Requirements
All records are to be retyped faithfully and completely.

:: Records supplied

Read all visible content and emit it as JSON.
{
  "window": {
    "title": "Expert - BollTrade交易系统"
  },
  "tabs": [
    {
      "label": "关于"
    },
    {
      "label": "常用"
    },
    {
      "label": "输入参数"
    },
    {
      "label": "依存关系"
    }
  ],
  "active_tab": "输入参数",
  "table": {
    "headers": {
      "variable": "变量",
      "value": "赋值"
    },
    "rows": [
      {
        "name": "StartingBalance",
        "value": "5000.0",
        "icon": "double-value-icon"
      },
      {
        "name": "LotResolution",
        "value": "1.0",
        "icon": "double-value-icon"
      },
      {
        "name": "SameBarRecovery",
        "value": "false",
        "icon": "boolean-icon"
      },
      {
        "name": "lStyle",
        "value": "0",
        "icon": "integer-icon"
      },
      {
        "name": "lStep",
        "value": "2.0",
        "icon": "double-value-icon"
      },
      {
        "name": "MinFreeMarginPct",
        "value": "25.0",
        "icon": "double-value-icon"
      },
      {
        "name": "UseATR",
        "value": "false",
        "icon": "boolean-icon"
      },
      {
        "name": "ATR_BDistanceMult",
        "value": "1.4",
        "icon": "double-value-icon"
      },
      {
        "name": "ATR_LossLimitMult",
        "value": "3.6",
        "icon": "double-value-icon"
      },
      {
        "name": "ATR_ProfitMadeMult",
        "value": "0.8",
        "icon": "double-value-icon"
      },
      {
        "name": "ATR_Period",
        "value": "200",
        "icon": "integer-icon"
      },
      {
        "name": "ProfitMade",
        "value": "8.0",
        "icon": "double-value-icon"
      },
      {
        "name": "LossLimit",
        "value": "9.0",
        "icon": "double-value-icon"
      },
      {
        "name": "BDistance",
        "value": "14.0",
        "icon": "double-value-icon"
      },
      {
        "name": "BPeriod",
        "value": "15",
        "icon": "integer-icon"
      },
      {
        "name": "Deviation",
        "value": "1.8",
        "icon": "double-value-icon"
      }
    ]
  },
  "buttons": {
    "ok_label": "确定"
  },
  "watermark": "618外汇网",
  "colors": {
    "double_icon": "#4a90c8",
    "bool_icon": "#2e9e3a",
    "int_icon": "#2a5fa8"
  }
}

::::

Written answer
Read all visible content and emit it as JSON.
{
  "window": {
    "title": "Expert - BollTrade交易系统"
  },
  "tabs": [
    {
      "label": "关于"
    },
    {
      "label": "常用"
    },
    {
      "label": "输入参数"
    },
    {
      "label": "依存关系"
    }
  ],
  "active_tab": "输入参数",
  "table": {
    "headers": {
      "variable": "变量",
      "value": "赋值"
    },
    "rows": [
      {
        "name": "StartingBalance",
        "value": "5000.0",
        "icon": "double-value-icon"
      },
      {
        "name": "LotResolution",
        "value": "1.0",
        "icon": "double-value-icon"
      },
      {
        "name": "SameBarRecovery",
        "value": "false",
        "icon": "boolean-icon"
      },
      {
        "name": "lStyle",
        "value": "0",
        "icon": "integer-icon"
      },
      {
        "name": "lStep",
        "value": "2.0",
        "icon": "double-value-icon"
      },
      {
        "name": "MinFreeMarginPct",
        "value": "25.0",
        "icon": "double-value-icon"
      },
      {
        "name": "UseATR",
        "value": "false",
        "icon": "boolean-icon"
      },
      {
        "name": "ATR_BDistanceMult",
        "value": "1.4",
        "icon": "double-value-icon"
      },
      {
        "name": "ATR_LossLimitMult",
        "value": "3.6",
        "icon": "double-value-icon"
      },
      {
        "name": "ATR_ProfitMadeMult",
        "value": "0.8",
        "icon": "double-value-icon"
      },
      {
        "name": "ATR_Period",
        "value": "200",
        "icon": "integer-icon"
      },
      {
        "name": "ProfitMade",
        "value": "8.0",
        "icon": "double-value-icon"
      },
      {
        "name": "LossLimit",
        "value": "9.0",
        "icon": "double-value-icon"
      },
      {
        "name": "BDistance",
        "value": "14.0",
        "icon": "double-value-icon"
      },
      {
        "name": "BPeriod",
        "value": "15",
        "icon": "integer-icon"
      },
      {
        "name": "Deviation",
        "value": "1.8",
        "icon": "double-value-icon"
      }
    ]
  },
  "buttons": {
    "ok_label": "确定"
  },
  "watermark": "618外汇网",
  "colors": {
    "double_icon": "#4a90c8",
    "bool_icon": "#2e9e3a",
    "int_icon": "#2a5fa8"
  }
}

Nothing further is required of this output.